WHAT TO WORK ON: Quote the full listing word for word.

### PROVIDED DATA ###

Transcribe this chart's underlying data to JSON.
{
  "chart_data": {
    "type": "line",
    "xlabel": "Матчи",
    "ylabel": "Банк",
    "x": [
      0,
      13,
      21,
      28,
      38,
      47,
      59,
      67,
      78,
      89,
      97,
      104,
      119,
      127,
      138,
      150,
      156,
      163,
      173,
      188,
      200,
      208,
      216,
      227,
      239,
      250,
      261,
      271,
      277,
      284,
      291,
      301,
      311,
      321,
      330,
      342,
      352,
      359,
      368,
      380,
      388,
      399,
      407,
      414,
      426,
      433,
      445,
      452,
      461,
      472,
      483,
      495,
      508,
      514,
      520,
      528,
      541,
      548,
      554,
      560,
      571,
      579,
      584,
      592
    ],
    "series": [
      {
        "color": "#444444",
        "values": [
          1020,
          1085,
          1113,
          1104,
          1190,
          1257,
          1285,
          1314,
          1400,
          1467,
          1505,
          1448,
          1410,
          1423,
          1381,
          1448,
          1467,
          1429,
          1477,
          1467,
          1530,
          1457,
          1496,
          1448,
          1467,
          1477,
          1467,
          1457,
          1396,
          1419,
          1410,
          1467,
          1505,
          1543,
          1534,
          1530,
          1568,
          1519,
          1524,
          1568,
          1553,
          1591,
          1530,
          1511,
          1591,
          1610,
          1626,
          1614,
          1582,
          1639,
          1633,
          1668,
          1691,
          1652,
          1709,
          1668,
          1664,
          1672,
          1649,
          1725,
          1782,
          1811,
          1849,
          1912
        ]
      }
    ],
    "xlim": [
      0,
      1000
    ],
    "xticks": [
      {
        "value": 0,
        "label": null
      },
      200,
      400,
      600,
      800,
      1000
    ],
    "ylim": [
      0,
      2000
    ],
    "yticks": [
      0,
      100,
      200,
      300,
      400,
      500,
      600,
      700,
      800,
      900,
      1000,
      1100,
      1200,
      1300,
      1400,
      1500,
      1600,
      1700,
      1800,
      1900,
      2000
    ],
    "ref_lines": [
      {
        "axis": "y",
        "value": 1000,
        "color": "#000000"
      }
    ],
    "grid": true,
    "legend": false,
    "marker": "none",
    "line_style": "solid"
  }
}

###

TASK RESPONSE:
Transcribe this chart's underlying data to JSON.
{
  "chart_data": {
    "type": "line",
    "xlabel": "Матчи",
    "ylabel": "Банк",
    "x": [
      0,
      13,
      21,
      28,
      38,
      47,
      59,
      67,
      78,
      89,
      97,
      104,
      119,
      127,
      138,
      150,
      156,
      163,
      173,
      188,
      200,
      208,
      216,
      227,
      239,
      250,
      261,
      271,
      277,
      284,
      291,
      301,
      311,
      321,
      330,
      342,
      352,
      359,
      368,
      380,
      388,
      399,
      407,
      414,
      426,
      433,
      445,
      452,
      461,
      472,
      483,
      495,
      508,
      514,
      520,
      528,
      541,
      548,
      554,
      560,
      571,
      579,
      584,
      592
    ],
    "series": [
      {
        "color": "#444444",
        "values": [
          1020,
          1085,
          1113,
          1104,
          1190,
          1257,
          1285,
          1314,
          1400,
          1467,
          1505,
          1448,
          1410,
          1423,
          1381,
          1448,
          1467,
          1429,
          1477,
          1467,
          1530,
          1457,
          1496,
          1448,
          1467,
          1477,
          1467,
          1457,
          1396,
          1419,
          1410,
          1467,
          1505,
          1543,
          1534,
          1530,
          1568,
          1519,
          1524,
          1568,
          1553,
          1591,
          1530,
          1511,
          1591,
          1610,
          1626,
          1614,
          1582,
          1639,
          1633,
          1668,
          1691,
          1652,
          1709,
          1668,
          1664,
          1672,
          1649,
          1725,
          1782,
          1811,
          1849,
          1912
        ]
      }
    ],
    "xlim": [
      0,
      1000
    ],
    "xticks": [
      {
        "value": 0,
        "label": null
      },
      200,
      400,
      600,
      800,
      1000
    ],
    "ylim": [
      0,
      2000
    ],
    "yticks": [
      0,
      100,
      200,
      300,
      400,
      500,
      600,
      700,
      800,
      900,
      1000,
      1100,
      1200,
      1300,
      1400,
      1500,
      1600,
      1700,
      1800,
      1900,
      2000
    ],
    "ref_lines": [
      {
        "axis": "y",
        "value": 1000,
        "color": "#000000"
      }
    ],
    "grid": true,
    "legend": false,
    "marker": "none",
    "line_style": "solid"
  }
}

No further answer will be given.